05/04/2012

Museologando avalia - Tarsila do Amaral: Percurso afetivo; e Modernismo: 90 anos de arte moderna no Brasil


Estão acontecendo neste momento na cidade do Rio de Janeiro, duas exposições que dialogam entre si. Uma no Centro Cultural Banco do Brasil (CCBB) e outra na Caixa Cultural fazem recortes diferentes sobre o mesmo tema: Modernismo brasileiro. O CCBB com um recorte bem específico sobre a artista ícone deste momento traz a cidade uma exposição que já não acontecia a 40 anos. Trata-se de Tarsila do Amaral - percurso afetivo uma narrativa com um recorte de um período que engloba principalmente sua fase “Pau-brasil” onde representa as formas e as cores das terras tupiniquins, mas deixa um pouco de lado sua fase antropofágica, e de engajamento político.

Antropofagia, embora a fase antropofágica tenha sido pouco representada, o CCBB não deixou de fora esta obra

Se de um lado o CCBB fez um recorte bem específico sobre a narrativa apresentada, a Caixa cultural se perde em alguns momentos na exposição Modernismo - 90 Anos de 1922. O nome sugere um recorte comemorativo da semana de 1922 que aconteceu em São Paulo, no entanto, na primeira sala o visitante encontra o casal Lucílio e Georgina de Albuquerque dentre outros artistas mais acadêmicos. Não vejo nisso necessariamente um problema pois considero que seria interessante começar com um apanhado sobre obras anteriores ao movimento iniciado por Oswald e Cia já que o movimento plástico que se firma na semana de 22 é um rompimento com a escola academicista as quais o casal faziam parte. Mas este tipo de abordagem sugere que teremos um enfoque cronológico o que não acontece.

Com a sonoridade de "Pelo telefone", considerado por muitos críticos o primeiro samba de nossa história a ser gravado, a ambientação é prazerosa. Atravessamos uma cortina com uma pintura do Morro do Castelo e nos chocamos com uma fotografia de Augusto Malta no momento de sua demolição. Um momento bastante impactante. Mas a partir daí, a coisa começa a perder o rumo. Neste segundo momento encontramos três desenhos de Tarsila do Amaral, o que sugere que a artista participou da exposição de 22, o que não aconteceu. Uma natureza morta muito modesta da mulher que foi pioneira nestas novas linguagens plásticas experimentadas no Brasil, Anita Malfati, fica expremida entre uma porta que dá passagem para o teceiro setor expositivo e um Belmiro de Almeida. Algumas aquarelas cubistas, e a única escultura de toda a exposição também estão nesta pequena sala que compartilha com a série "Fantoches da meia noite" do Di Cavalcanti.

Dados fornecidos

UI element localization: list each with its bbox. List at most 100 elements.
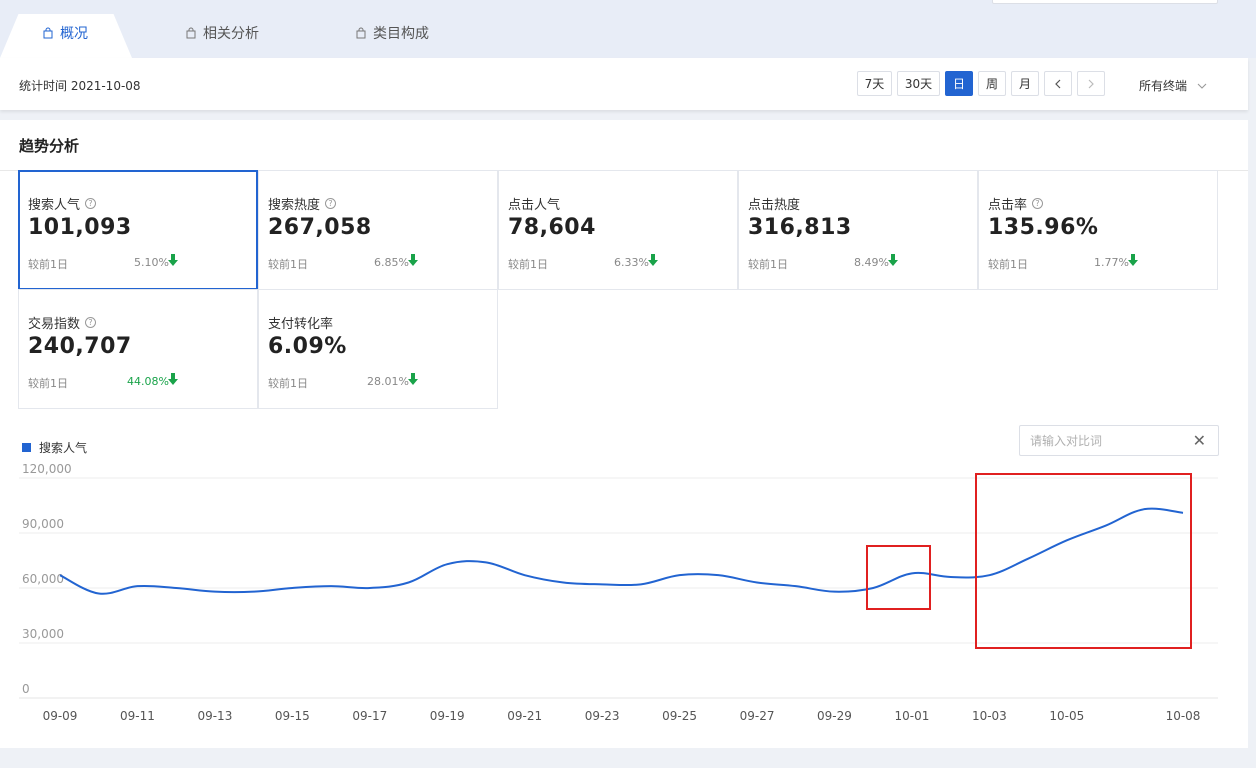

Sobre a tarefa
Reproduza palavra por palavra, da resenha sobre as exposições modernistas, o trecho que se inicia com as palavras "Antropofagia, embora a" e se encerra em "que não acontece.".

Resultado do exercício
Antropofagia, embora a fase antropofágica tenha sido pouco representada, o CCBB não deixou de fora esta obra

Se de um lado o CCBB fez um recorte bem específico sobre a narrativa apresentada, a Caixa cultural se perde em alguns momentos na exposição Modernismo - 90 Anos de 1922. O nome sugere um recorte comemorativo da semana de 1922 que aconteceu em São Paulo, no entanto, na primeira sala o visitante encontra o casal Lucílio e Georgina de Albuquerque dentre outros artistas mais acadêmicos. Não vejo nisso necessariamente um problema pois considero que seria interessante começar com um apanhado sobre obras anteriores ao movimento iniciado por Oswald e Cia já que o movimento plástico que se firma na semana de 22 é um rompimento com a escola academicista as quais o casal faziam parte. Mas este tipo de abordagem sugere que teremos um enfoque cronológico o que não acontece.